Coordinate annotation records
----
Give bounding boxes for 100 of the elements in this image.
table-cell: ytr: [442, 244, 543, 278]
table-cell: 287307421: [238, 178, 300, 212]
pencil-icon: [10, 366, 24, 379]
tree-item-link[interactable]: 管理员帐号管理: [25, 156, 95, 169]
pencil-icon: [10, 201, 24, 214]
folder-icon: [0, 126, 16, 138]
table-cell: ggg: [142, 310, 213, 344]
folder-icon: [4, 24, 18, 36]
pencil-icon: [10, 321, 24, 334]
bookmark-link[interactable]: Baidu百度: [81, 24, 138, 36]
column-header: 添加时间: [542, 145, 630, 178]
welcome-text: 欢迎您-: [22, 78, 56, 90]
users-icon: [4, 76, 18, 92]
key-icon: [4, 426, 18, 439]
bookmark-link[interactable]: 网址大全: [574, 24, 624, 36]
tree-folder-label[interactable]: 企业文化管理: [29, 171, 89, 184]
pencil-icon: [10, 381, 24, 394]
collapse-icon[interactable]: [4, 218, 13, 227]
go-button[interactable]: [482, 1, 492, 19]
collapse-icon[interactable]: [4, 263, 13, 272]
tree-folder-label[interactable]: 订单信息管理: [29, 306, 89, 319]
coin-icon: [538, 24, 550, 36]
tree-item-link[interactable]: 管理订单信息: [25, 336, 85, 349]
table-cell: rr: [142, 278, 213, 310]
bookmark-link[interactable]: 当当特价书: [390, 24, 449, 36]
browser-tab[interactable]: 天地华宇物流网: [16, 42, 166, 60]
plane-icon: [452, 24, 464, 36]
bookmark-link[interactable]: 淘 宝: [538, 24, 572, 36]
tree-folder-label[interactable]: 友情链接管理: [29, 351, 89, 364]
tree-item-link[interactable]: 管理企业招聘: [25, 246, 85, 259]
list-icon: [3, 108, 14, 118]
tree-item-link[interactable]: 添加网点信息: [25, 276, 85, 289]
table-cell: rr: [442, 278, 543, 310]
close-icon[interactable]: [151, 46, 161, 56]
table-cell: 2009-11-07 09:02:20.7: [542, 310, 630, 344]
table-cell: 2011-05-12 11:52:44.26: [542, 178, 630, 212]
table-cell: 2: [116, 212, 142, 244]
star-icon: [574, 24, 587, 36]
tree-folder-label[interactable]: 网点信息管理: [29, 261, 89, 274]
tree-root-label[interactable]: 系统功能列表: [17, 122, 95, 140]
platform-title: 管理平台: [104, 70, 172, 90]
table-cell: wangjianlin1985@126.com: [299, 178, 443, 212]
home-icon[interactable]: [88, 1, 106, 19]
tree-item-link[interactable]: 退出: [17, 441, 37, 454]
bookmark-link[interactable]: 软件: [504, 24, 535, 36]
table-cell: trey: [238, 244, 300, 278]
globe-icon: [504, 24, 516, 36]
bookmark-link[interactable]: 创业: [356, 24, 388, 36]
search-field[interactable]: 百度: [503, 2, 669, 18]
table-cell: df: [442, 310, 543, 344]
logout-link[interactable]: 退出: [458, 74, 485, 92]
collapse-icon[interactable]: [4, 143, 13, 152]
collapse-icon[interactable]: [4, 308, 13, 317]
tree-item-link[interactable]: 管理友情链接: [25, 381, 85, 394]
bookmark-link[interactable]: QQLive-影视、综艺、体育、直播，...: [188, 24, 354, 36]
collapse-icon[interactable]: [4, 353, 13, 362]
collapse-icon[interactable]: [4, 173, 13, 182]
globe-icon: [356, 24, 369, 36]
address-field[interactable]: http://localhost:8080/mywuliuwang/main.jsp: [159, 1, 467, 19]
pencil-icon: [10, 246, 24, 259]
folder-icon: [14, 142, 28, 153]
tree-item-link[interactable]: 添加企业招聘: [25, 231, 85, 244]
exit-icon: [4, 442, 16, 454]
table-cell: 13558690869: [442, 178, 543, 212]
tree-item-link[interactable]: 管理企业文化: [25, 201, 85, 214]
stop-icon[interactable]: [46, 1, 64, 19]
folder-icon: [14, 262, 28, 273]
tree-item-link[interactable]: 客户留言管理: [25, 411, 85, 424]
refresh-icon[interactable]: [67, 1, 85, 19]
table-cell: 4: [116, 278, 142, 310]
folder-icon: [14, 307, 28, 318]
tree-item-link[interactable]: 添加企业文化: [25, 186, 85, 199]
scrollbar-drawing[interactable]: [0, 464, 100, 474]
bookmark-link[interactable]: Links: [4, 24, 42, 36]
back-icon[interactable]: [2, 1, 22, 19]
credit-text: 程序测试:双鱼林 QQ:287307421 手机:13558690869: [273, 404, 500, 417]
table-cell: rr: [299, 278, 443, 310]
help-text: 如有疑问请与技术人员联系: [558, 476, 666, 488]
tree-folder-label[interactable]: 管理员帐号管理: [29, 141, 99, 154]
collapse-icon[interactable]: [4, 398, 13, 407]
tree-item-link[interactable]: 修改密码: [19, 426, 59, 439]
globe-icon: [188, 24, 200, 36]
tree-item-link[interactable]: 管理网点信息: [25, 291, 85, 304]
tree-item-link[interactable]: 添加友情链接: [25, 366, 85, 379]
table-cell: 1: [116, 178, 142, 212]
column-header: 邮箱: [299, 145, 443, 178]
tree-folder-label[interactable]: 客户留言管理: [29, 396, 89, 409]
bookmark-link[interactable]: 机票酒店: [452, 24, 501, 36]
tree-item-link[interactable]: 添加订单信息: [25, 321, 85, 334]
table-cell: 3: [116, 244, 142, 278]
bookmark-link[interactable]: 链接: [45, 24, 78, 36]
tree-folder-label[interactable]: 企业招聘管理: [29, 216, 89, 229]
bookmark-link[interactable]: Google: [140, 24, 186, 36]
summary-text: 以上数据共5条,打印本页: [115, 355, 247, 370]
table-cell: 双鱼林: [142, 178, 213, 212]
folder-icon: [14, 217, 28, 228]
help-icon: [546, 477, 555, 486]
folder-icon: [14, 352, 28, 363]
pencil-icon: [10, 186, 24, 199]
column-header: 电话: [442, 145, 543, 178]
----
§ WHAT IS ASKED
Can you copy all of the material above line for line, with nothing changed?

§ EXERCISE OUTPUT
Give bounding boxes for 100 of the elements in this image.
table-cell: ytr: [442, 244, 543, 278]
table-cell: 287307421: [238, 178, 300, 212]
pencil-icon: [10, 366, 24, 379]
tree-item-link[interactable]: 管理员帐号管理: [25, 156, 95, 169]
pencil-icon: [10, 201, 24, 214]
folder-icon: [0, 126, 16, 138]
table-cell: ggg: [142, 310, 213, 344]
folder-icon: [4, 24, 18, 36]
pencil-icon: [10, 321, 24, 334]
bookmark-link[interactable]: Baidu百度: [81, 24, 138, 36]
column-header: 添加时间: [542, 145, 630, 178]
welcome-text: 欢迎您-: [22, 78, 56, 90]
users-icon: [4, 76, 18, 92]
key-icon: [4, 426, 18, 439]
bookmark-link[interactable]: 网址大全: [574, 24, 624, 36]
tree-folder-label[interactable]: 企业文化管理: [29, 171, 89, 184]
pencil-icon: [10, 381, 24, 394]
collapse-icon[interactable]: [4, 218, 13, 227]
go-button[interactable]: [482, 1, 492, 19]
collapse-icon[interactable]: [4, 263, 13, 272]
tree-folder-label[interactable]: 订单信息管理: [29, 306, 89, 319]
coin-icon: [538, 24, 550, 36]
tree-item-link[interactable]: 管理订单信息: [25, 336, 85, 349]
table-cell: rr: [142, 278, 213, 310]
bookmark-link[interactable]: 当当特价书: [390, 24, 449, 36]
browser-tab[interactable]: 天地华宇物流网: [16, 42, 166, 60]
plane-icon: [452, 24, 464, 36]
bookmark-link[interactable]: 淘 宝: [538, 24, 572, 36]
tree-folder-label[interactable]: 友情链接管理: [29, 351, 89, 364]
tree-item-link[interactable]: 管理企业招聘: [25, 246, 85, 259]
list-icon: [3, 108, 14, 118]
tree-item-link[interactable]: 添加网点信息: [25, 276, 85, 289]
table-cell: rr: [442, 278, 543, 310]
close-icon[interactable]: [151, 46, 161, 56]
table-cell: 2009-11-07 09:02:20.7: [542, 310, 630, 344]
table-cell: 2011-05-12 11:52:44.26: [542, 178, 630, 212]
table-cell: 2: [116, 212, 142, 244]
star-icon: [574, 24, 587, 36]
tree-folder-label[interactable]: 网点信息管理: [29, 261, 89, 274]
tree-root-label[interactable]: 系统功能列表: [17, 122, 95, 140]
platform-title: 管理平台: [104, 70, 172, 90]
table-cell: wangjianlin1985@126.com: [299, 178, 443, 212]
home-icon[interactable]: [88, 1, 106, 19]
tree-item-link[interactable]: 退出: [17, 441, 37, 454]
bookmark-link[interactable]: 软件: [504, 24, 535, 36]
table-cell: trey: [238, 244, 300, 278]
globe-icon: [504, 24, 516, 36]
bookmark-link[interactable]: 创业: [356, 24, 388, 36]
search-field[interactable]: 百度: [503, 2, 669, 18]
table-cell: df: [442, 310, 543, 344]
logout-link[interactable]: 退出: [458, 74, 485, 92]
collapse-icon[interactable]: [4, 143, 13, 152]
collapse-icon[interactable]: [4, 308, 13, 317]
tree-item-link[interactable]: 管理友情链接: [25, 381, 85, 394]
bookmark-link[interactable]: QQLive-影视、综艺、体育、直播，...: [188, 24, 354, 36]
collapse-icon[interactable]: [4, 353, 13, 362]
collapse-icon[interactable]: [4, 173, 13, 182]
globe-icon: [356, 24, 369, 36]
address-field[interactable]: http://localhost:8080/mywuliuwang/main.jsp: [159, 1, 467, 19]
pencil-icon: [10, 246, 24, 259]
folder-icon: [14, 142, 28, 153]
tree-item-link[interactable]: 添加企业招聘: [25, 231, 85, 244]
exit-icon: [4, 442, 16, 454]
table-cell: 13558690869: [442, 178, 543, 212]
tree-item-link[interactable]: 管理企业文化: [25, 201, 85, 214]
stop-icon[interactable]: [46, 1, 64, 19]
folder-icon: [14, 262, 28, 273]
tree-item-link[interactable]: 客户留言管理: [25, 411, 85, 424]
refresh-icon[interactable]: [67, 1, 85, 19]
table-cell: 4: [116, 278, 142, 310]
folder-icon: [14, 307, 28, 318]
tree-item-link[interactable]: 添加企业文化: [25, 186, 85, 199]
scrollbar-drawing[interactable]: [0, 464, 100, 474]
bookmark-link[interactable]: Links: [4, 24, 42, 36]
back-icon[interactable]: [2, 1, 22, 19]
credit-text: 程序测试:双鱼林 QQ:287307421 手机:13558690869: [273, 404, 500, 417]
table-cell: rr: [299, 278, 443, 310]
help-text: 如有疑问请与技术人员联系: [558, 476, 666, 488]
tree-folder-label[interactable]: 管理员帐号管理: [29, 141, 99, 154]
collapse-icon[interactable]: [4, 398, 13, 407]
tree-item-link[interactable]: 修改密码: [19, 426, 59, 439]
globe-icon: [188, 24, 200, 36]
tree-item-link[interactable]: 管理网点信息: [25, 291, 85, 304]
tree-item-link[interactable]: 添加友情链接: [25, 366, 85, 379]
table-cell: 1: [116, 178, 142, 212]
column-header: 邮箱: [299, 145, 443, 178]
tree-folder-label[interactable]: 客户留言管理: [29, 396, 89, 409]
bookmark-link[interactable]: 机票酒店: [452, 24, 501, 36]
tree-item-link[interactable]: 添加订单信息: [25, 321, 85, 334]
table-cell: 3: [116, 244, 142, 278]
bookmark-link[interactable]: 链接: [45, 24, 78, 36]
tree-folder-label[interactable]: 企业招聘管理: [29, 216, 89, 229]
bookmark-link[interactable]: Google: [140, 24, 186, 36]
summary-text: 以上数据共5条,打印本页: [115, 355, 247, 370]
table-cell: 双鱼林: [142, 178, 213, 212]
folder-icon: [14, 217, 28, 228]
help-icon: [546, 477, 555, 486]
folder-icon: [14, 352, 28, 363]
pencil-icon: [10, 186, 24, 199]
column-header: 电话: [442, 145, 543, 178]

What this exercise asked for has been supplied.